• [Exercise requirements]: Copy out the lines that have "BoardMapper" in them.

(Stored data)
○ ○ ○ ○ ○

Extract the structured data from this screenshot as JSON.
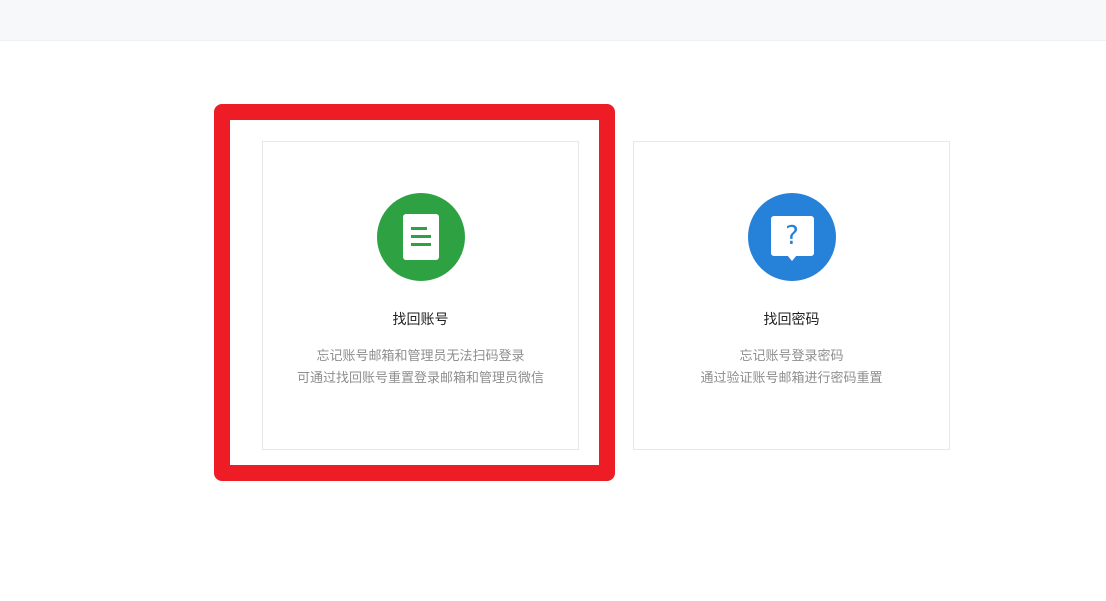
{
  "colors": {
    "account_icon_bg": "#2ea243",
    "password_icon_bg": "#2681d9",
    "highlight": "#ee1c25"
  },
  "cards": [
    {
      "icon": "document-icon",
      "title": "找回账号",
      "desc": [
        "忘记账号邮箱和管理员无法扫码登录",
        "可通过找回账号重置登录邮箱和管理员微信"
      ]
    },
    {
      "icon": "question-icon",
      "title": "找回密码",
      "desc": [
        "忘记账号登录密码",
        "通过验证账号邮箱进行密码重置"
      ]
    }
  ]
}
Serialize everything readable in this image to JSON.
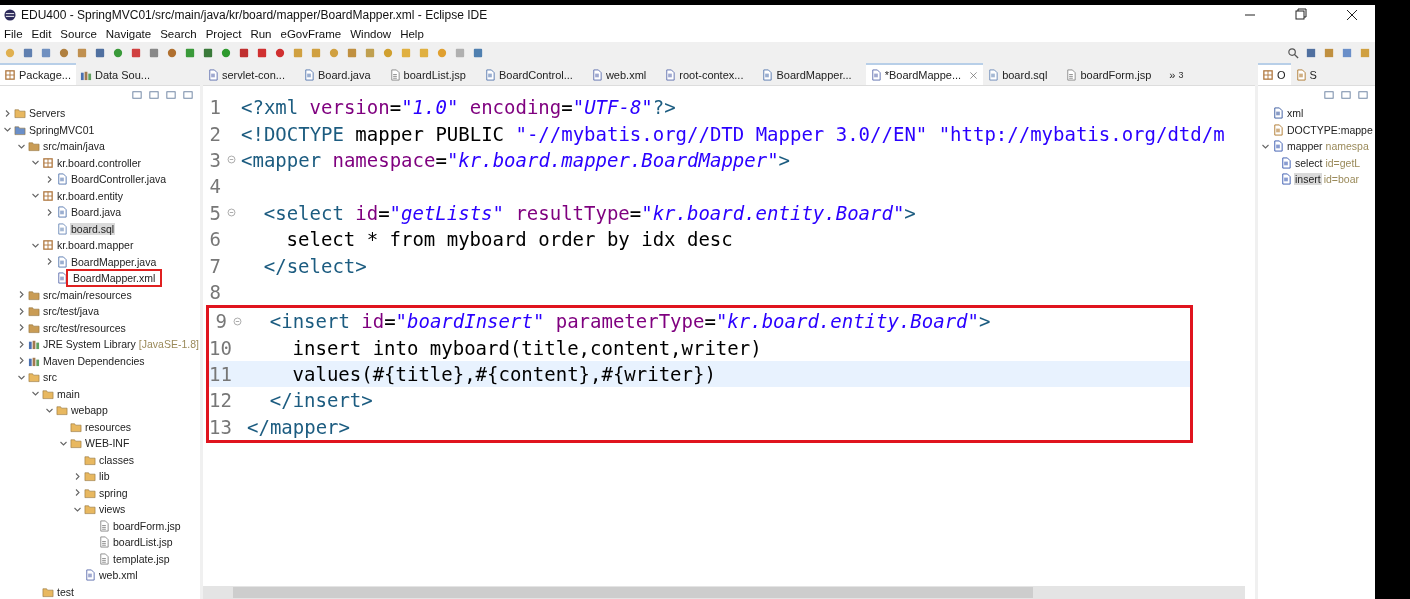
{
  "window": {
    "title": "EDU400 - SpringMVC01/src/main/java/kr/board/mapper/BoardMapper.xml - Eclipse IDE"
  },
  "menu": [
    "File",
    "Edit",
    "Source",
    "Navigate",
    "Search",
    "Project",
    "Run",
    "eGovFrame",
    "Window",
    "Help"
  ],
  "left_tabs": [
    {
      "label": "Package...",
      "selected": true
    },
    {
      "label": "Data Sou...",
      "selected": false
    }
  ],
  "tree": [
    {
      "label": "Servers",
      "kind": "folder",
      "expanded": false
    },
    {
      "label": "SpringMVC01",
      "kind": "project",
      "expanded": true,
      "children": [
        {
          "label": "src/main/java",
          "kind": "srcfolder",
          "expanded": true,
          "children": [
            {
              "label": "kr.board.controller",
              "kind": "package",
              "expanded": true,
              "children": [
                {
                  "label": "BoardController.java",
                  "kind": "java",
                  "expanded": false
                }
              ]
            },
            {
              "label": "kr.board.entity",
              "kind": "package",
              "expanded": true,
              "children": [
                {
                  "label": "Board.java",
                  "kind": "java",
                  "expanded": false
                },
                {
                  "label": "board.sql",
                  "kind": "sql",
                  "selected": true
                }
              ]
            },
            {
              "label": "kr.board.mapper",
              "kind": "package",
              "expanded": true,
              "children": [
                {
                  "label": "BoardMapper.java",
                  "kind": "java",
                  "expanded": false
                },
                {
                  "label": "BoardMapper.xml",
                  "kind": "xml",
                  "boxed": true
                }
              ]
            }
          ]
        },
        {
          "label": "src/main/resources",
          "kind": "srcfolder",
          "expanded": false
        },
        {
          "label": "src/test/java",
          "kind": "srcfolder",
          "expanded": false
        },
        {
          "label": "src/test/resources",
          "kind": "srcfolder",
          "expanded": false
        },
        {
          "label": "JRE System Library",
          "detail": "[JavaSE-1.8]",
          "kind": "library",
          "expanded": false
        },
        {
          "label": "Maven Dependencies",
          "kind": "library",
          "expanded": false
        },
        {
          "label": "src",
          "kind": "folder",
          "expanded": true,
          "children": [
            {
              "label": "main",
              "kind": "folder",
              "expanded": true,
              "children": [
                {
                  "label": "webapp",
                  "kind": "folder",
                  "expanded": true,
                  "children": [
                    {
                      "label": "resources",
                      "kind": "folder"
                    },
                    {
                      "label": "WEB-INF",
                      "kind": "folder",
                      "expanded": true,
                      "children": [
                        {
                          "label": "classes",
                          "kind": "folder"
                        },
                        {
                          "label": "lib",
                          "kind": "folder",
                          "expanded": false
                        },
                        {
                          "label": "spring",
                          "kind": "folder",
                          "expanded": false
                        },
                        {
                          "label": "views",
                          "kind": "folder",
                          "expanded": true,
                          "children": [
                            {
                              "label": "boardForm.jsp",
                              "kind": "jsp"
                            },
                            {
                              "label": "boardList.jsp",
                              "kind": "jsp"
                            },
                            {
                              "label": "template.jsp",
                              "kind": "jsp"
                            }
                          ]
                        },
                        {
                          "label": "web.xml",
                          "kind": "xml"
                        }
                      ]
                    }
                  ]
                }
              ]
            },
            {
              "label": "test",
              "kind": "folder"
            }
          ]
        }
      ]
    }
  ],
  "editor_tabs": [
    {
      "label": "servlet-con...",
      "kind": "xml",
      "selected": false
    },
    {
      "label": "Board.java",
      "kind": "java",
      "selected": false
    },
    {
      "label": "boardList.jsp",
      "kind": "jsp",
      "selected": false
    },
    {
      "label": "BoardControl...",
      "kind": "java",
      "selected": false
    },
    {
      "label": "web.xml",
      "kind": "xml",
      "selected": false
    },
    {
      "label": "root-contex...",
      "kind": "xml",
      "selected": false
    },
    {
      "label": "BoardMapper...",
      "kind": "java",
      "selected": false
    },
    {
      "label": "*BoardMappe...",
      "kind": "xml",
      "selected": true
    },
    {
      "label": "board.sql",
      "kind": "sql",
      "selected": false
    },
    {
      "label": "boardForm.jsp",
      "kind": "jsp",
      "selected": false
    }
  ],
  "more_tabs": {
    "symbol": "»",
    "count": "3"
  },
  "code": [
    {
      "number": "1",
      "tokens": [
        {
          "kind": "tag",
          "text": "<?xml"
        },
        {
          "kind": "attr",
          "text": "version"
        },
        {
          "kind": "plain",
          "text": "="
        },
        {
          "kind": "value",
          "text": "\"1.0\""
        },
        {
          "kind": "attr",
          "text": "encoding"
        },
        {
          "kind": "plain",
          "text": "="
        },
        {
          "kind": "value",
          "text": "\"UTF-8\""
        },
        {
          "kind": "tag",
          "text": "?>"
        }
      ]
    },
    {
      "number": "2",
      "tokens": [
        {
          "kind": "tag",
          "text": "<!DOCTYPE"
        },
        {
          "kind": "plain",
          "text": "mapper PUBLIC"
        },
        {
          "kind": "string",
          "text": "\"-//mybatis.org//DTD Mapper 3.0//EN\""
        },
        {
          "kind": "string",
          "text": "\"http://mybatis.org/dtd/m"
        }
      ]
    },
    {
      "number": "3",
      "fold": true,
      "tokens": [
        {
          "kind": "tag",
          "text": "<mapper"
        },
        {
          "kind": "attr",
          "text": "namespace"
        },
        {
          "kind": "plain",
          "text": "="
        },
        {
          "kind": "value",
          "text": "\"kr.board.mapper.BoardMapper\""
        },
        {
          "kind": "tag",
          "text": ">"
        }
      ]
    },
    {
      "number": "4"
    },
    {
      "number": "5",
      "fold": true,
      "tokens": [
        {
          "kind": "tag",
          "text": "<select"
        },
        {
          "kind": "attr",
          "text": "id"
        },
        {
          "kind": "plain",
          "text": "="
        },
        {
          "kind": "value",
          "text": "\"getLists\""
        },
        {
          "kind": "attr",
          "text": "resultType"
        },
        {
          "kind": "plain",
          "text": "="
        },
        {
          "kind": "value",
          "text": "\"kr.board.entity.Board\""
        },
        {
          "kind": "tag",
          "text": ">"
        }
      ]
    },
    {
      "number": "6",
      "tokens": [
        {
          "kind": "plain",
          "text": "select * from myboard order by idx desc"
        }
      ]
    },
    {
      "number": "7",
      "tokens": [
        {
          "kind": "tag",
          "text": "</select>"
        }
      ]
    },
    {
      "number": "8"
    },
    {
      "number": "9",
      "fold": true,
      "boxed": true,
      "tokens": [
        {
          "kind": "tag",
          "text": "<insert"
        },
        {
          "kind": "attr",
          "text": "id"
        },
        {
          "kind": "plain",
          "text": "="
        },
        {
          "kind": "value",
          "text": "\"boardInsert\""
        },
        {
          "kind": "attr",
          "text": "parameterType"
        },
        {
          "kind": "plain",
          "text": "="
        },
        {
          "kind": "value",
          "text": "\"kr.board.entity.Board\""
        },
        {
          "kind": "tag",
          "text": ">"
        }
      ]
    },
    {
      "number": "10",
      "boxed": true,
      "tokens": [
        {
          "kind": "plain",
          "text": "insert into myboard(title,content,writer)"
        }
      ]
    },
    {
      "number": "11",
      "boxed": true,
      "current": true,
      "tokens": [
        {
          "kind": "plain",
          "text": "values(#{title},#{content},#{writer})"
        }
      ]
    },
    {
      "number": "12",
      "boxed": true,
      "tokens": [
        {
          "kind": "tag",
          "text": "</insert>"
        }
      ]
    },
    {
      "number": "13",
      "boxed": true,
      "tokens": [
        {
          "kind": "tag",
          "text": "</mapper>"
        }
      ]
    }
  ],
  "right_tabs": [
    {
      "label": "O",
      "selected": true
    },
    {
      "label": "S",
      "selected": false
    }
  ],
  "outline": [
    {
      "label": "xml",
      "kind": "pi"
    },
    {
      "label": "DOCTYPE:mappe",
      "kind": "doctype"
    },
    {
      "label": "mapper",
      "detail": "namespa",
      "kind": "element",
      "expanded": true,
      "children": [
        {
          "label": "select",
          "detail": "id=getL",
          "kind": "element",
          "selected": false
        },
        {
          "label": "insert",
          "detail": "id=boar",
          "kind": "element",
          "selected": true
        }
      ]
    }
  ]
}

○ ○ ○ ○ ○

• [Response for this exercise]:
    "title": "EDU400 - SpringMVC01/src/main/java/kr/board/mapper/BoardMapper.xml - Eclipse IDE"
                  "label": "BoardMapper.java",
                  "label": "BoardMapper.xml",
      "label": "BoardMapper...",
          "text": "\"kr.board.mapper.BoardMapper\""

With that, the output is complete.